Quote all lines below exactly. Images stay out.

*Records for the task*.

-=-=-

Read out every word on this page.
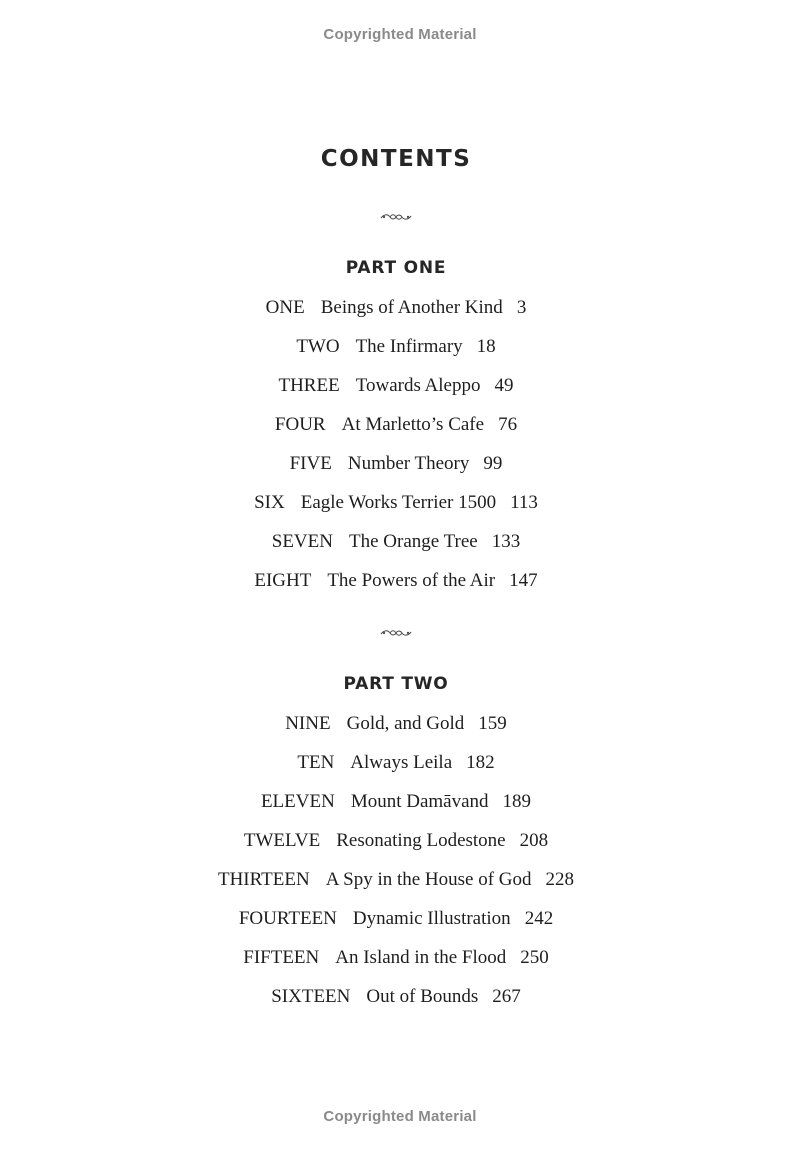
Copyrighted Material
CONTENTS
PART ONE
ONE Beings of Another Kind 3
TWO The Infirmary 18
THREE Towards Aleppo 49
FOUR At Marletto’s Cafe 76
FIVE Number Theory 99
SIX Eagle Works Terrier 1500 113
SEVEN The Orange Tree 133
EIGHT The Powers of the Air 147
PART TWO
NINE Gold, and Gold 159
TEN Always Leila 182
ELEVEN Mount Damāvand 189
TWELVE Resonating Lodestone 208
THIRTEEN A Spy in the House of God 228
FOURTEEN Dynamic Illustration 242
FIFTEEN An Island in the Flood 250
SIXTEEN Out of Bounds 267
Copyrighted Material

-=-=-

*Response*.
Read out every word on this page.
Copyrighted Material
CONTENTS
PART ONE
ONE Beings of Another Kind 3
TWO The Infirmary 18
THREE Towards Aleppo 49
FOUR At Marletto’s Cafe 76
FIVE Number Theory 99
SIX Eagle Works Terrier 1500 113
SEVEN The Orange Tree 133
EIGHT The Powers of the Air 147
PART TWO
NINE Gold, and Gold 159
TEN Always Leila 182
ELEVEN Mount Damāvand 189
TWELVE Resonating Lodestone 208
THIRTEEN A Spy in the House of God 228
FOURTEEN Dynamic Illustration 242
FIFTEEN An Island in the Flood 250
SIXTEEN Out of Bounds 267
Copyrighted Material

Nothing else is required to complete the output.